WHAT YOU HAVE TO DO: Write the entries below out again exactly; any picture in them stays out.
<<<<
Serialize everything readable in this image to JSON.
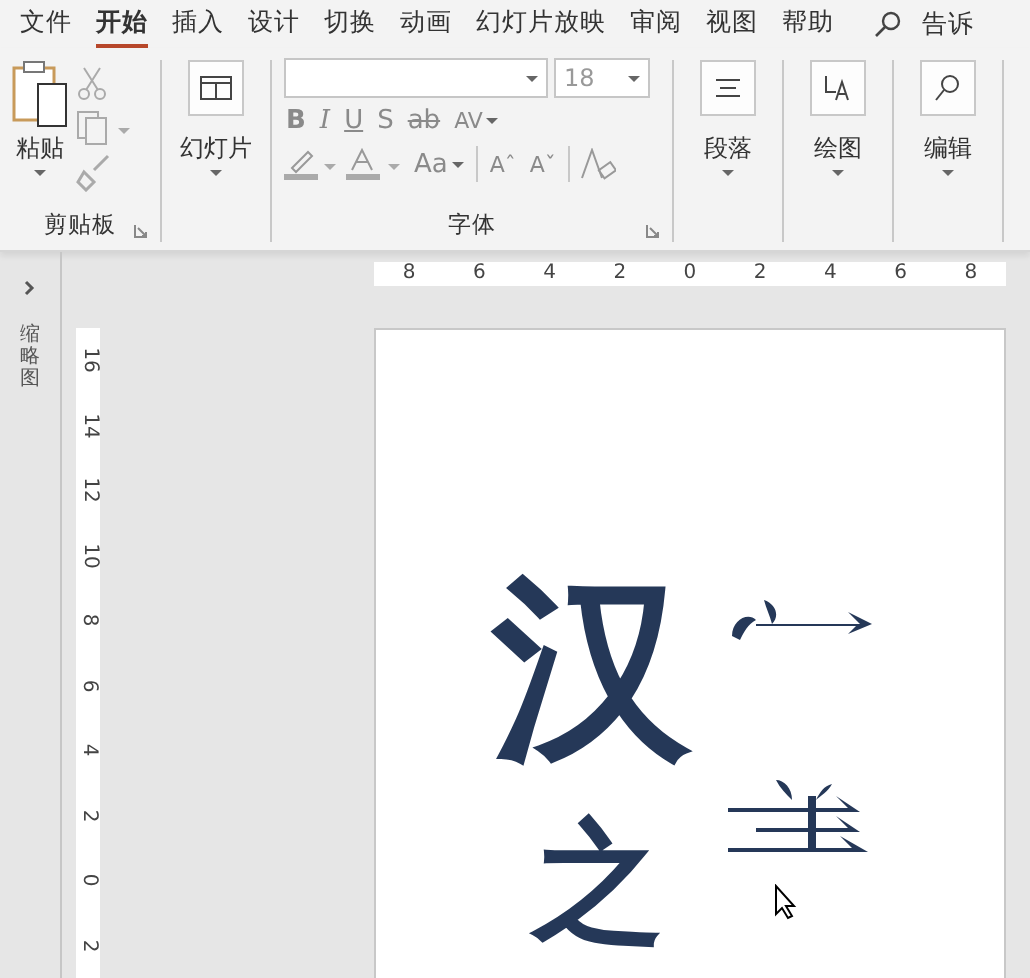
{
  "tabs": [
    {
      "label": "文件",
      "selected": false
    },
    {
      "label": "开始",
      "selected": true
    },
    {
      "label": "插入",
      "selected": false
    },
    {
      "label": "设计",
      "selected": false
    },
    {
      "label": "切换",
      "selected": false
    },
    {
      "label": "动画",
      "selected": false
    },
    {
      "label": "幻灯片放映",
      "selected": false
    },
    {
      "label": "审阅",
      "selected": false
    },
    {
      "label": "视图",
      "selected": false
    },
    {
      "label": "帮助",
      "selected": false
    }
  ],
  "tell_me": "告诉",
  "clipboard": {
    "paste": "粘贴",
    "label": "剪贴板"
  },
  "slides": {
    "label": "幻灯片"
  },
  "font": {
    "font_size": "18",
    "label": "字体",
    "format_buttons": [
      "B",
      "I",
      "U",
      "S",
      "ab"
    ],
    "spacing": "AV",
    "case": "Aa",
    "grow": "Aˆ",
    "shrink": "Aˇ"
  },
  "paragraph": {
    "label": "段落"
  },
  "drawing": {
    "label": "绘图"
  },
  "editing": {
    "label": "编辑"
  },
  "thumbnail_pane": {
    "label": "缩略图"
  },
  "h_ruler": [
    "8",
    "6",
    "4",
    "2",
    "0",
    "2",
    "4",
    "6",
    "8"
  ],
  "v_ruler": [
    "16",
    "14",
    "12",
    "10",
    "8",
    "6",
    "4",
    "2",
    "0",
    "2"
  ],
  "slide": {
    "characters": [
      "汉",
      "之"
    ]
  }
}
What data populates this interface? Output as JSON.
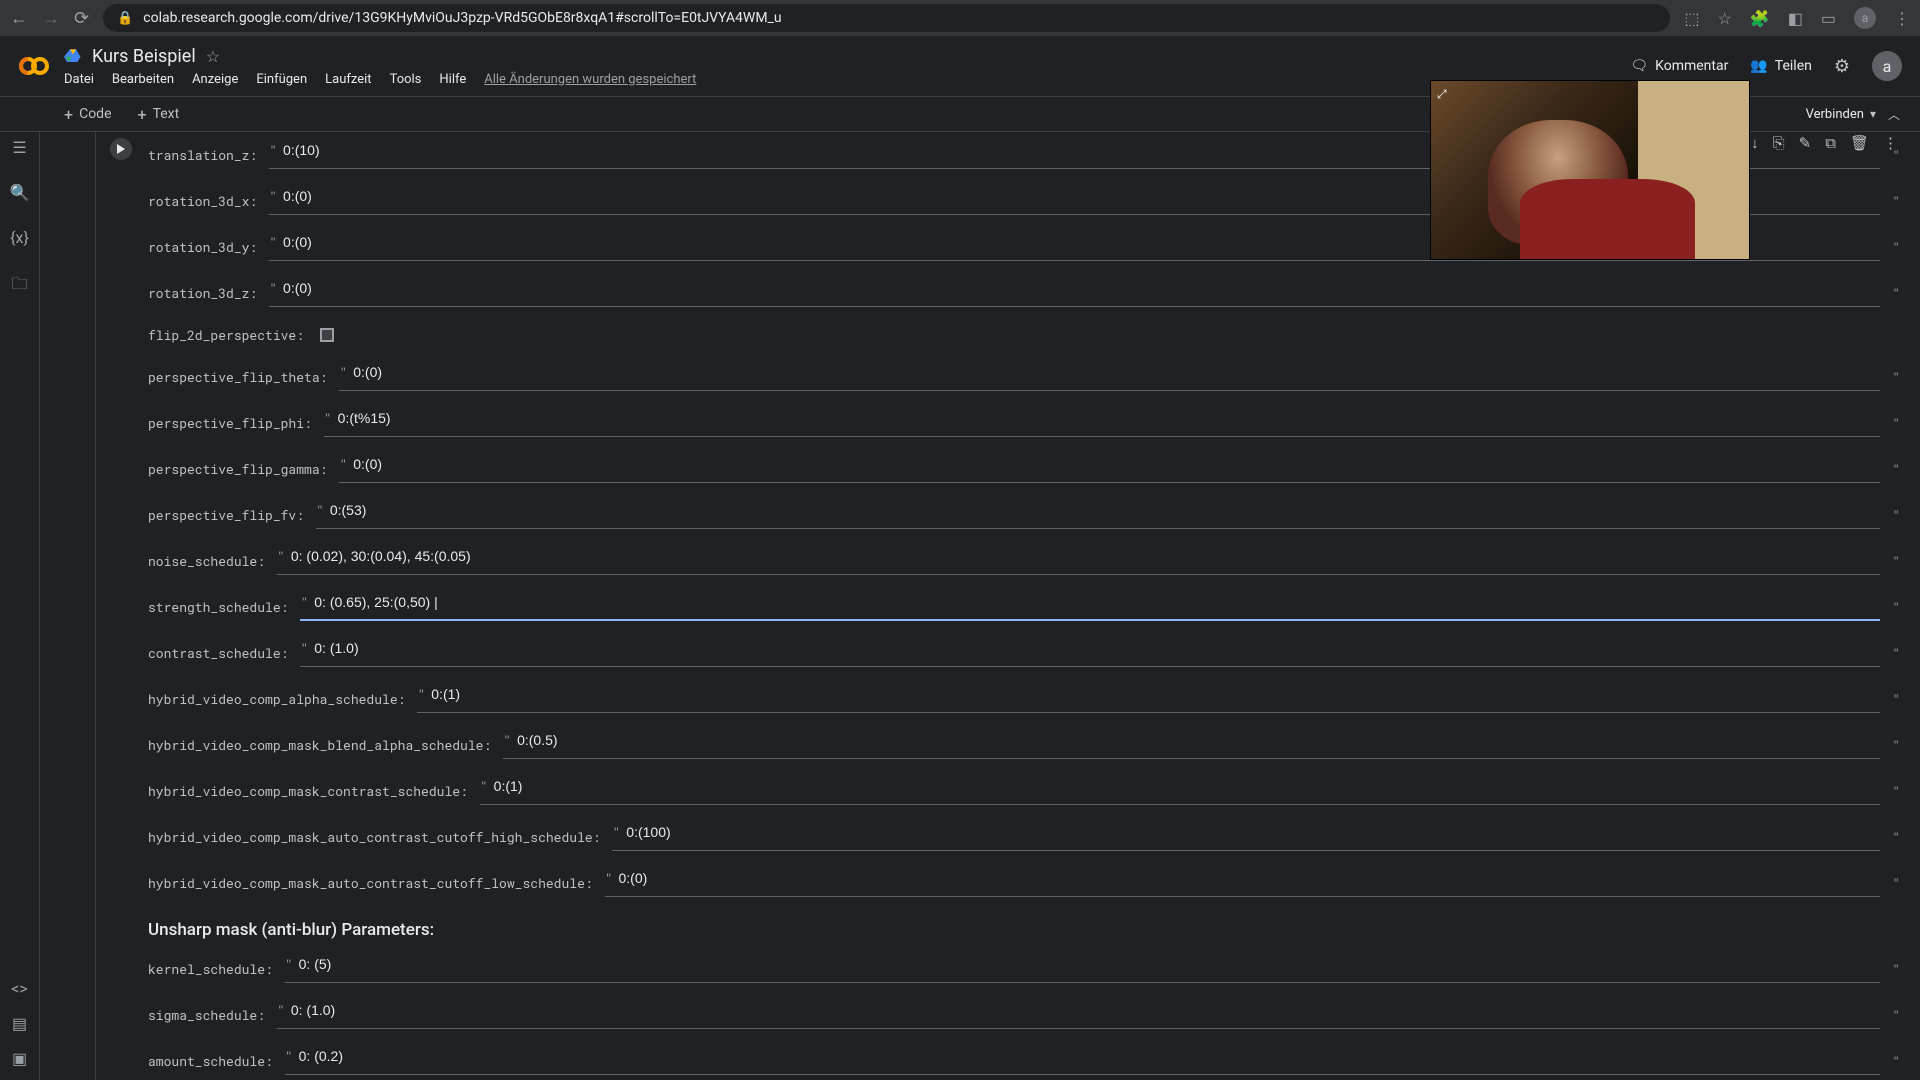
{
  "browser": {
    "url": "colab.research.google.com/drive/13G9KHyMviOuJ3pzp-VRd5GObE8r8xqA1#scrollTo=E0tJVYA4WM_u",
    "avatar": "a"
  },
  "header": {
    "title": "Kurs Beispiel",
    "menu": [
      "Datei",
      "Bearbeiten",
      "Anzeige",
      "Einfügen",
      "Laufzeit",
      "Tools",
      "Hilfe"
    ],
    "saved_message": "Alle Änderungen wurden gespeichert",
    "comment": "Kommentar",
    "share": "Teilen",
    "avatar": "a"
  },
  "toolbar": {
    "code": "Code",
    "text": "Text",
    "connect": "Verbinden"
  },
  "params": [
    {
      "label": "translation_z:",
      "value": "0:(10)"
    },
    {
      "label": "rotation_3d_x:",
      "value": "0:(0)"
    },
    {
      "label": "rotation_3d_y:",
      "value": "0:(0)"
    },
    {
      "label": "rotation_3d_z:",
      "value": "0:(0)"
    }
  ],
  "flip_2d_label": "flip_2d_perspective:",
  "params2": [
    {
      "label": "perspective_flip_theta:",
      "value": "0:(0)"
    },
    {
      "label": "perspective_flip_phi:",
      "value": "0:(t%15)"
    },
    {
      "label": "perspective_flip_gamma:",
      "value": "0:(0)"
    },
    {
      "label": "perspective_flip_fv:",
      "value": "0:(53)"
    },
    {
      "label": "noise_schedule:",
      "value": "0: (0.02), 30:(0.04), 45:(0.05)"
    },
    {
      "label": "strength_schedule:",
      "value": "0: (0.65), 25:(0,50) |",
      "active": true
    },
    {
      "label": "contrast_schedule:",
      "value": "0: (1.0)"
    },
    {
      "label": "hybrid_video_comp_alpha_schedule:",
      "value": "0:(1)"
    },
    {
      "label": "hybrid_video_comp_mask_blend_alpha_schedule:",
      "value": "0:(0.5)"
    },
    {
      "label": "hybrid_video_comp_mask_contrast_schedule:",
      "value": "0:(1)"
    },
    {
      "label": "hybrid_video_comp_mask_auto_contrast_cutoff_high_schedule:",
      "value": "0:(100)"
    },
    {
      "label": "hybrid_video_comp_mask_auto_contrast_cutoff_low_schedule:",
      "value": "0:(0)"
    }
  ],
  "section_title": "Unsharp mask (anti-blur) Parameters:",
  "params3": [
    {
      "label": "kernel_schedule:",
      "value": "0: (5)"
    },
    {
      "label": "sigma_schedule:",
      "value": "0: (1.0)"
    },
    {
      "label": "amount_schedule:",
      "value": "0: (0.2)"
    }
  ]
}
>>>>
TASK RESPONSE:
Serialize everything readable in this image to JSON.
{
  "tabs": [
    {
      "label": "文件",
      "selected": false
    },
    {
      "label": "开始",
      "selected": true
    },
    {
      "label": "插入",
      "selected": false
    },
    {
      "label": "设计",
      "selected": false
    },
    {
      "label": "切换",
      "selected": false
    },
    {
      "label": "动画",
      "selected": false
    },
    {
      "label": "幻灯片放映",
      "selected": false
    },
    {
      "label": "审阅",
      "selected": false
    },
    {
      "label": "视图",
      "selected": false
    },
    {
      "label": "帮助",
      "selected": false
    }
  ],
  "tell_me": "告诉",
  "clipboard": {
    "paste": "粘贴",
    "label": "剪贴板"
  },
  "slides": {
    "label": "幻灯片"
  },
  "font": {
    "font_size": "18",
    "label": "字体",
    "format_buttons": [
      "B",
      "I",
      "U",
      "S",
      "ab"
    ],
    "spacing": "AV",
    "case": "Aa",
    "grow": "Aˆ",
    "shrink": "Aˇ"
  },
  "paragraph": {
    "label": "段落"
  },
  "drawing": {
    "label": "绘图"
  },
  "editing": {
    "label": "编辑"
  },
  "thumbnail_pane": {
    "label": "缩略图"
  },
  "h_ruler": [
    "8",
    "6",
    "4",
    "2",
    "0",
    "2",
    "4",
    "6",
    "8"
  ],
  "v_ruler": [
    "16",
    "14",
    "12",
    "10",
    "8",
    "6",
    "4",
    "2",
    "0",
    "2"
  ],
  "slide": {
    "characters": [
      "汉",
      "之"
    ]
  }
}
What data populates this interface? Output as JSON.
{
  "browser": {
    "url": "colab.research.google.com/drive/13G9KHyMviOuJ3pzp-VRd5GObE8r8xqA1#scrollTo=E0tJVYA4WM_u",
    "avatar": "a"
  },
  "header": {
    "title": "Kurs Beispiel",
    "menu": [
      "Datei",
      "Bearbeiten",
      "Anzeige",
      "Einfügen",
      "Laufzeit",
      "Tools",
      "Hilfe"
    ],
    "saved_message": "Alle Änderungen wurden gespeichert",
    "comment": "Kommentar",
    "share": "Teilen",
    "avatar": "a"
  },
  "toolbar": {
    "code": "Code",
    "text": "Text",
    "connect": "Verbinden"
  },
  "params": [
    {
      "label": "translation_z:",
      "value": "0:(10)"
    },
    {
      "label": "rotation_3d_x:",
      "value": "0:(0)"
    },
    {
      "label": "rotation_3d_y:",
      "value": "0:(0)"
    },
    {
      "label": "rotation_3d_z:",
      "value": "0:(0)"
    }
  ],
  "flip_2d_label": "flip_2d_perspective:",
  "params2": [
    {
      "label": "perspective_flip_theta:",
      "value": "0:(0)"
    },
    {
      "label": "perspective_flip_phi:",
      "value": "0:(t%15)"
    },
    {
      "label": "perspective_flip_gamma:",
      "value": "0:(0)"
    },
    {
      "label": "perspective_flip_fv:",
      "value": "0:(53)"
    },
    {
      "label": "noise_schedule:",
      "value": "0: (0.02), 30:(0.04), 45:(0.05)"
    },
    {
      "label": "strength_schedule:",
      "value": "0: (0.65), 25:(0,50) |",
      "active": true
    },
    {
      "label": "contrast_schedule:",
      "value": "0: (1.0)"
    },
    {
      "label": "hybrid_video_comp_alpha_schedule:",
      "value": "0:(1)"
    },
    {
      "label": "hybrid_video_comp_mask_blend_alpha_schedule:",
      "value": "0:(0.5)"
    },
    {
      "label": "hybrid_video_comp_mask_contrast_schedule:",
      "value": "0:(1)"
    },
    {
      "label": "hybrid_video_comp_mask_auto_contrast_cutoff_high_schedule:",
      "value": "0:(100)"
    },
    {
      "label": "hybrid_video_comp_mask_auto_contrast_cutoff_low_schedule:",
      "value": "0:(0)"
    }
  ],
  "section_title": "Unsharp mask (anti-blur) Parameters:",
  "params3": [
    {
      "label": "kernel_schedule:",
      "value": "0: (5)"
    },
    {
      "label": "sigma_schedule:",
      "value": "0: (1.0)"
    },
    {
      "label": "amount_schedule:",
      "value": "0: (0.2)"
    }
  ]
}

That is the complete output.